# Start of DATA EXCERPTS

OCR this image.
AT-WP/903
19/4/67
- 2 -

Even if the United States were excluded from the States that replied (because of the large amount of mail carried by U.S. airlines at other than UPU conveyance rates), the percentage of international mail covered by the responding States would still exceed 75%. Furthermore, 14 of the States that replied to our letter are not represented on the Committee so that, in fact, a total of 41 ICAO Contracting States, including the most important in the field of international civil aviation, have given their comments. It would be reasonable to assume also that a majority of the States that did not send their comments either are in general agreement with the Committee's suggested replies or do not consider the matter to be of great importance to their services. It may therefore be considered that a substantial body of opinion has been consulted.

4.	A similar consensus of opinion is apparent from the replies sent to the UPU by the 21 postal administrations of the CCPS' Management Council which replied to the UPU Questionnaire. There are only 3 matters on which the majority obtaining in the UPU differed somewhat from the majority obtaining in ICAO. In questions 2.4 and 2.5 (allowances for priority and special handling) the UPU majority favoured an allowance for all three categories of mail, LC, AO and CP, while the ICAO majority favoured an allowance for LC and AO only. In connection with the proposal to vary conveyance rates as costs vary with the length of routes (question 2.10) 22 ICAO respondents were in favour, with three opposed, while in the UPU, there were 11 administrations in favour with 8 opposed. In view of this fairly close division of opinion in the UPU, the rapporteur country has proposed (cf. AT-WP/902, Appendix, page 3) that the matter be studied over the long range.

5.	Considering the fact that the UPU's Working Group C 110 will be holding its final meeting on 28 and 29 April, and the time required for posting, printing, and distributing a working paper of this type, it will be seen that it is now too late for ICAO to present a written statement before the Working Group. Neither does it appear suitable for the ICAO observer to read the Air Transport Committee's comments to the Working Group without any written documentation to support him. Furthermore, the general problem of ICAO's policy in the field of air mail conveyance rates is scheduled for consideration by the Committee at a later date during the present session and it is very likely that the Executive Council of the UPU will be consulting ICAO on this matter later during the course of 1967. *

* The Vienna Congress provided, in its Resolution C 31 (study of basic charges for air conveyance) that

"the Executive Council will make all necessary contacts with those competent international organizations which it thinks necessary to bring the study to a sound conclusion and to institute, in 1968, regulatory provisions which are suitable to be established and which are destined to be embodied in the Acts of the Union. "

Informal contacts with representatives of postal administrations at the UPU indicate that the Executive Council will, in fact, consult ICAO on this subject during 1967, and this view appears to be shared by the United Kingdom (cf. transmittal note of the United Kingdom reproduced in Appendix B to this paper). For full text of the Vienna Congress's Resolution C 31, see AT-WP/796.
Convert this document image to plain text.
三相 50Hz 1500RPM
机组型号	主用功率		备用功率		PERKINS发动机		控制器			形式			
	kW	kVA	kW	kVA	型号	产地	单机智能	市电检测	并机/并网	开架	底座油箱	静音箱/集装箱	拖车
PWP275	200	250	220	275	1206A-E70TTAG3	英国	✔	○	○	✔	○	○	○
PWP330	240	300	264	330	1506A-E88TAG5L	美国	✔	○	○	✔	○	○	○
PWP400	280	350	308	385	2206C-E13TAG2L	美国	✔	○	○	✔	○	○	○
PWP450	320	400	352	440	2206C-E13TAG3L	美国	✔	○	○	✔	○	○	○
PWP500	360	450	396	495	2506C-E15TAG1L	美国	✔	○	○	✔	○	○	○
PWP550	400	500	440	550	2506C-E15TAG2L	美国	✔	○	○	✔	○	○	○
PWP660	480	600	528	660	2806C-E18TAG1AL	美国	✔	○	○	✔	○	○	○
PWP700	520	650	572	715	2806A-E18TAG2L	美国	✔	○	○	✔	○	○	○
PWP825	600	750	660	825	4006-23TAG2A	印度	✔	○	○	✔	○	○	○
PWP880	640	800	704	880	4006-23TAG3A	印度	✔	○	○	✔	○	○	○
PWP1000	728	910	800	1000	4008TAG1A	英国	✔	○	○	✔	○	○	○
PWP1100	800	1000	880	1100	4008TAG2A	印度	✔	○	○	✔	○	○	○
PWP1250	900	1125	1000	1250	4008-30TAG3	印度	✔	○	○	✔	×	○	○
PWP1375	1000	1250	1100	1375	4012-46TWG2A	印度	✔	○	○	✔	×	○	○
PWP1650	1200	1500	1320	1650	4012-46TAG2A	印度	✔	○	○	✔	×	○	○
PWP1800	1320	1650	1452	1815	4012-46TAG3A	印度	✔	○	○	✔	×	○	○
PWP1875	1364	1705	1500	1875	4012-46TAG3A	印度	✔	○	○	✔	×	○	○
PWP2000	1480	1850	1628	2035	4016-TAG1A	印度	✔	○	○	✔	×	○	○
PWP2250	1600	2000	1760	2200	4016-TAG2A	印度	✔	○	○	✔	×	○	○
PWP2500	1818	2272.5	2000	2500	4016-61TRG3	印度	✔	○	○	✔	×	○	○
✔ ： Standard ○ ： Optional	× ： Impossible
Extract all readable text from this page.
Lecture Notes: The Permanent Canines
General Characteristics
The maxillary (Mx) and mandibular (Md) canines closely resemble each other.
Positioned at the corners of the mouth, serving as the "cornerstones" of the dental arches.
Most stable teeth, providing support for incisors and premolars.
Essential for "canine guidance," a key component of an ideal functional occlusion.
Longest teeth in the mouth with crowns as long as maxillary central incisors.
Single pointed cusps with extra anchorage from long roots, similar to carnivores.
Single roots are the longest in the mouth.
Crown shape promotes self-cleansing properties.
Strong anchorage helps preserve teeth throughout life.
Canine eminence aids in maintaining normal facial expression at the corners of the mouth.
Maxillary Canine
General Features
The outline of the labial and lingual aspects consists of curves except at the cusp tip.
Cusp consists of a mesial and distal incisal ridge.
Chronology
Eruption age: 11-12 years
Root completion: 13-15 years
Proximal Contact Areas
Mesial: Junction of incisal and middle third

# End of DATA EXCERPTS

**GOAL OF THE EXERCISE**:
Show each line holding the word "Single".

**CORRECT RESPONSE**:
Single pointed cusps with extra anchorage from long roots, similar to carnivores.
Single roots are the longest in the mouth.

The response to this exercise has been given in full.